Set problem →
Copy out each line that mentions the word "object".
START
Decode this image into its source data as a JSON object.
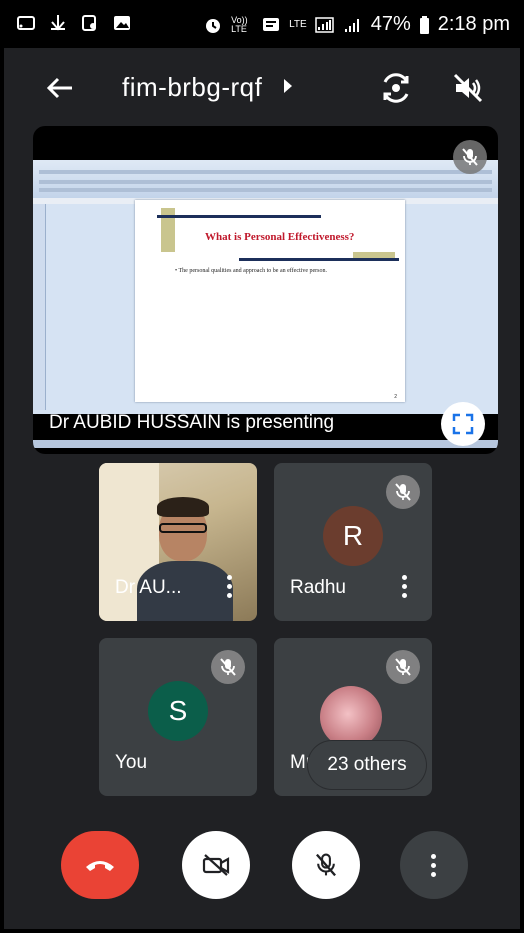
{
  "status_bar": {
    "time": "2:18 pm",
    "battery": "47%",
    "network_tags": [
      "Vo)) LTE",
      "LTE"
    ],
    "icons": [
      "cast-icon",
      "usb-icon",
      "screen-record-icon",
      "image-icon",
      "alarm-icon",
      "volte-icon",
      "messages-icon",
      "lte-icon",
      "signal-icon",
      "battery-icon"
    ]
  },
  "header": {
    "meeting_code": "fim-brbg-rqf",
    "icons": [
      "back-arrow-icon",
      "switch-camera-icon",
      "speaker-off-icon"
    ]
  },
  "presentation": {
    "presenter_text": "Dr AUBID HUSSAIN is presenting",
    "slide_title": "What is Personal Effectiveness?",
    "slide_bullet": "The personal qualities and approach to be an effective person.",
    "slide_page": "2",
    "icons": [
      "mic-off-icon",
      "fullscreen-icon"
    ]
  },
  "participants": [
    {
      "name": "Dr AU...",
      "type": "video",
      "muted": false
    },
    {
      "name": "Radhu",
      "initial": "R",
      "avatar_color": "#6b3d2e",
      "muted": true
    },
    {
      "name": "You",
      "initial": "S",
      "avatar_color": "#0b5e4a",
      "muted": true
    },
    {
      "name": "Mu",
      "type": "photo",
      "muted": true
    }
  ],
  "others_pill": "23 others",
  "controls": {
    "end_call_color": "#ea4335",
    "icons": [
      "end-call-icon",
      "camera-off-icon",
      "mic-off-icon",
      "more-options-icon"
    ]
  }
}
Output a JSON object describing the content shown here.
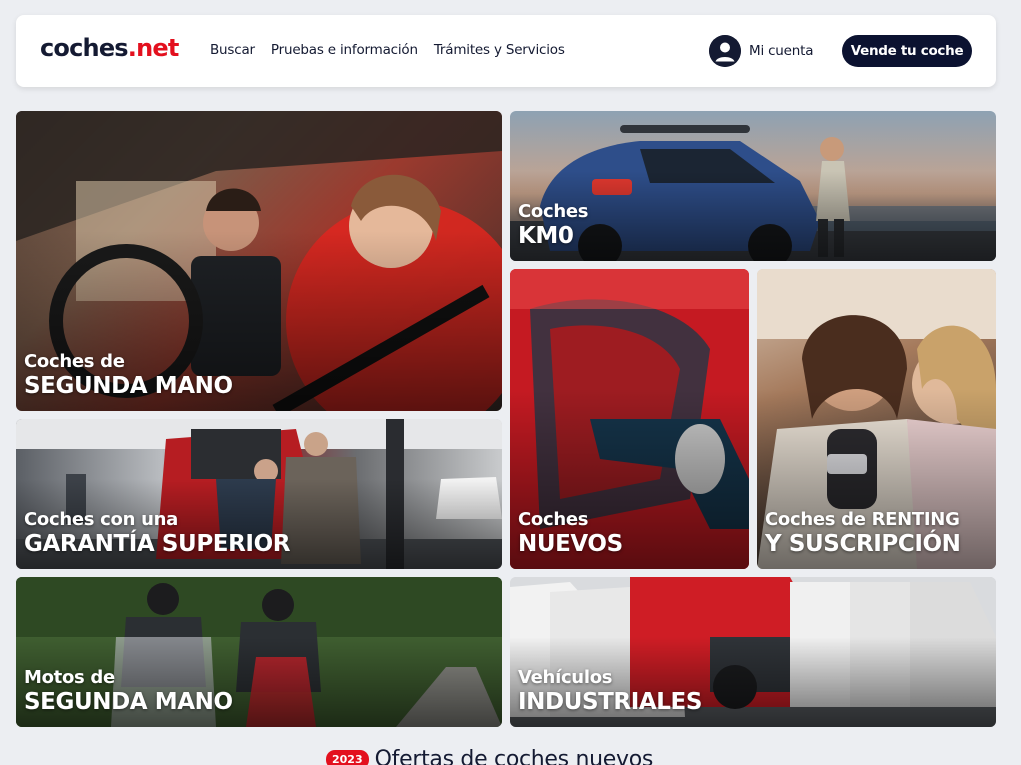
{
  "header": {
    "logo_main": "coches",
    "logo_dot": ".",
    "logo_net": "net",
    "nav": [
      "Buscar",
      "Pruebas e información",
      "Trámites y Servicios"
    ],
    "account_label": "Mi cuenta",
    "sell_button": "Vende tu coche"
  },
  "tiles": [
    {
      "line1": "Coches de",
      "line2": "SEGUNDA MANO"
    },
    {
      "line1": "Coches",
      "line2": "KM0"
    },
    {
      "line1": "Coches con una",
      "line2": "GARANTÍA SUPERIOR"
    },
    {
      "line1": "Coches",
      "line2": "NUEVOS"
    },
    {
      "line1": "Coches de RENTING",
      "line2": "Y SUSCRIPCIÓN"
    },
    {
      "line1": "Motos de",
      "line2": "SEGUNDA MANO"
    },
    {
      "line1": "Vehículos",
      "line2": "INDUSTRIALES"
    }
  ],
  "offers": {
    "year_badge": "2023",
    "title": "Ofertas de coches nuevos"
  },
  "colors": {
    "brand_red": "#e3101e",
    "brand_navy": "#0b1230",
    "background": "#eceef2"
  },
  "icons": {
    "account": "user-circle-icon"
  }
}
END
START
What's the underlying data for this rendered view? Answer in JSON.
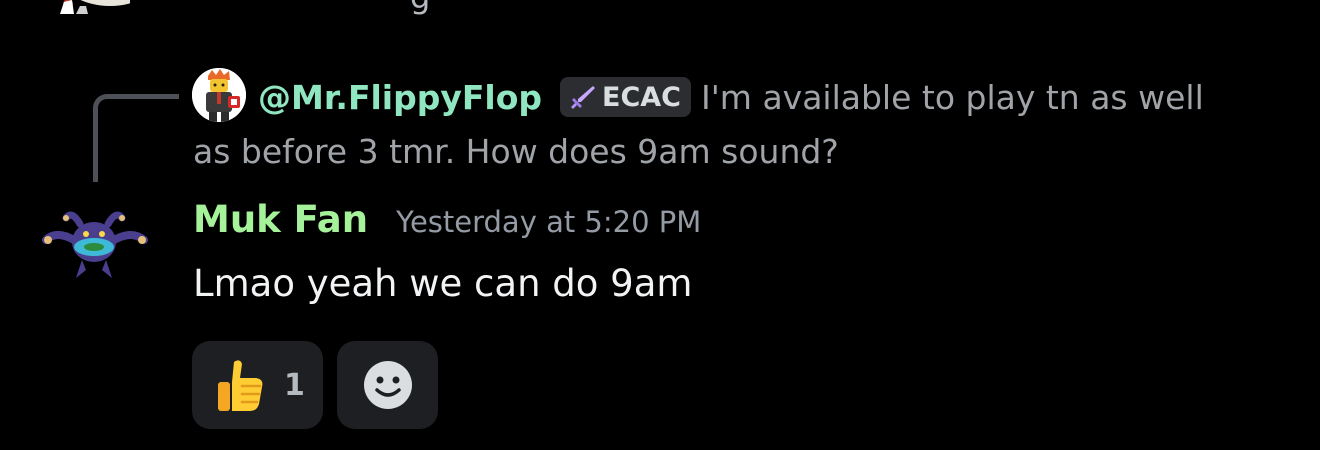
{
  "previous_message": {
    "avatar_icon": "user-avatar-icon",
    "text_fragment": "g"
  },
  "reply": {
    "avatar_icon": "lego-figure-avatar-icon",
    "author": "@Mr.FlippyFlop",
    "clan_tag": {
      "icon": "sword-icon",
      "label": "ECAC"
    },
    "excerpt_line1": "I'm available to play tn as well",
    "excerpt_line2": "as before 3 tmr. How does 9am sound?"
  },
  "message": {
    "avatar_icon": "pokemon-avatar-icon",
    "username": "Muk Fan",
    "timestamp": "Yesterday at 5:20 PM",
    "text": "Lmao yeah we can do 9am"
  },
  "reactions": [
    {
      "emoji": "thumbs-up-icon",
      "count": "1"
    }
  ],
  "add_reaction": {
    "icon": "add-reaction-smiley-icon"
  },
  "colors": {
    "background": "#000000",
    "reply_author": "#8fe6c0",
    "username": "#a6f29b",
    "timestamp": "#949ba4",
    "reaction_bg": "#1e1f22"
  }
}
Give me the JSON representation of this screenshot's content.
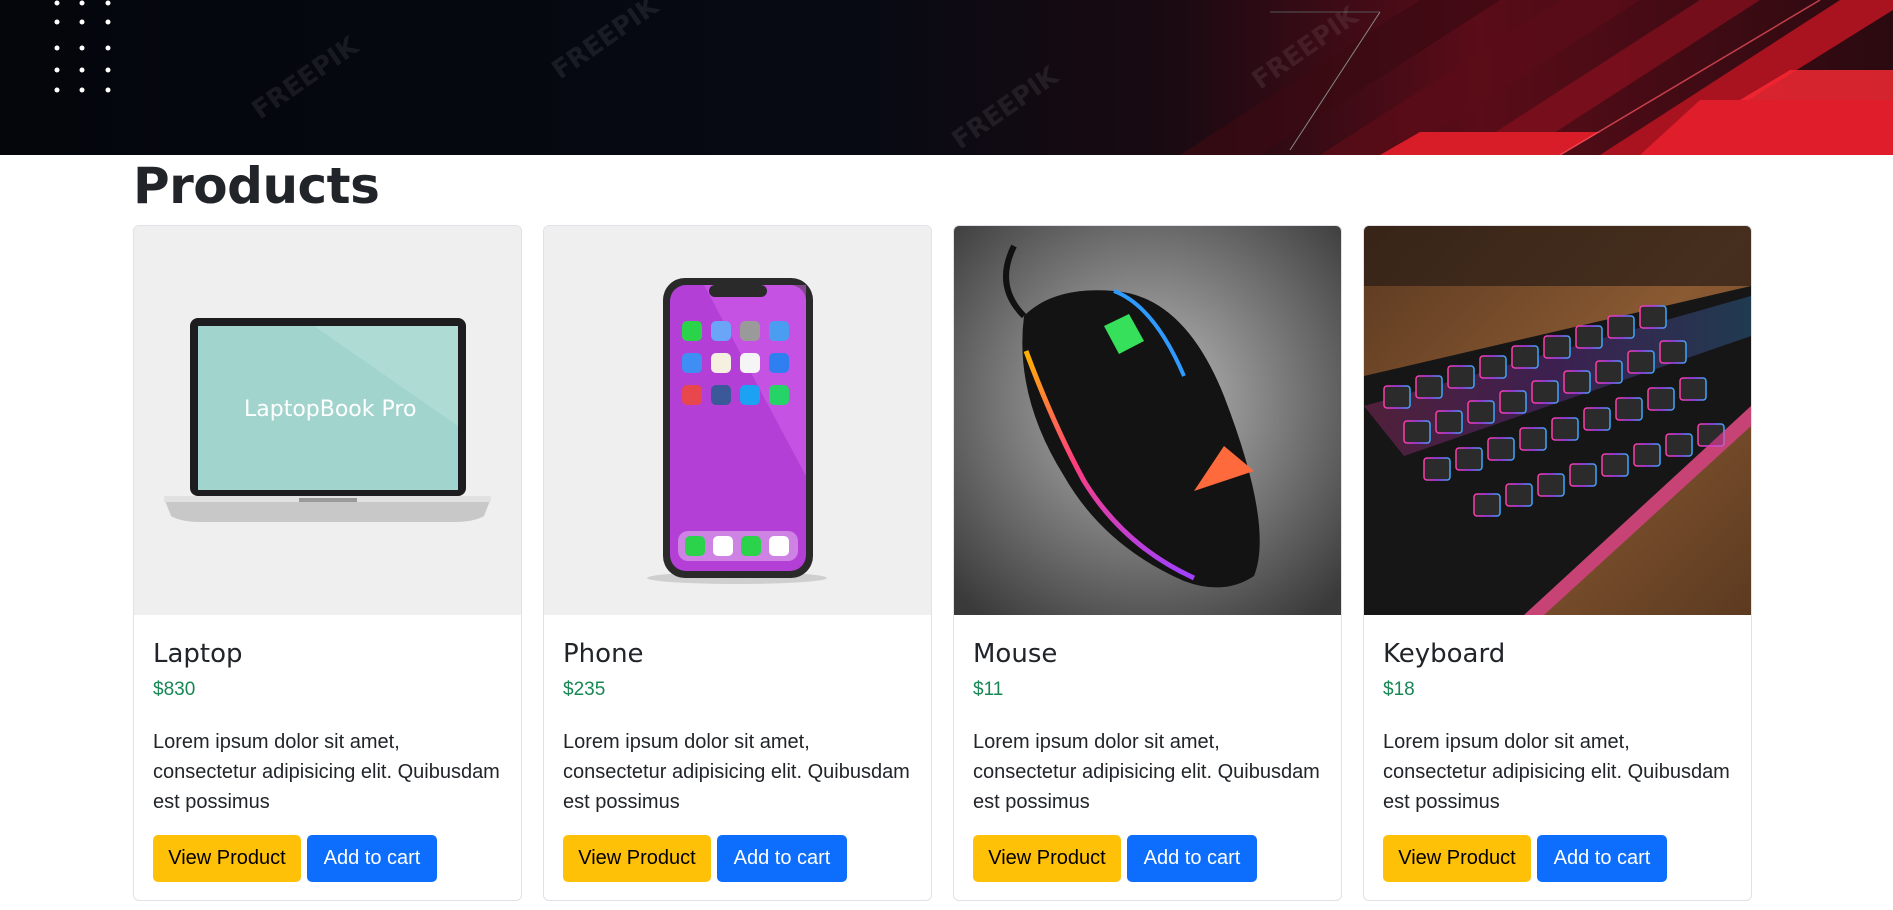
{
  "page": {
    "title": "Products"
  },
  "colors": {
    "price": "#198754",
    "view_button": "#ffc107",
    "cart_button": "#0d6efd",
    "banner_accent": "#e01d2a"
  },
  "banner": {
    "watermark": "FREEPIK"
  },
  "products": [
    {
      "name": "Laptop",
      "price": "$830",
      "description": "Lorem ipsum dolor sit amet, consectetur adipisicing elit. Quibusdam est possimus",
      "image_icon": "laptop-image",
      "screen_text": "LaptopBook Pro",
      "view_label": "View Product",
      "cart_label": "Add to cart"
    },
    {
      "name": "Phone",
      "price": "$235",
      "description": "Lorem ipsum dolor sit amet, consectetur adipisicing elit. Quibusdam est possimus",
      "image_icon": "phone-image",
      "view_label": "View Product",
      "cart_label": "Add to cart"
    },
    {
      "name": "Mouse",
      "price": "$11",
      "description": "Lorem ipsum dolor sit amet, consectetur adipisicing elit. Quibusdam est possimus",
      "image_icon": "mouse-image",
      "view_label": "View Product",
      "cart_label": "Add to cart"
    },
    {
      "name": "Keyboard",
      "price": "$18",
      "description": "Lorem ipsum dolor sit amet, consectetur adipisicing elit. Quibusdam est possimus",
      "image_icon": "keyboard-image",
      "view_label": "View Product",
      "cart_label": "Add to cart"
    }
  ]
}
END
Output of the exercise →
Decode this image into its source data as a JSON object.
Output a JSON object describing the content shown here.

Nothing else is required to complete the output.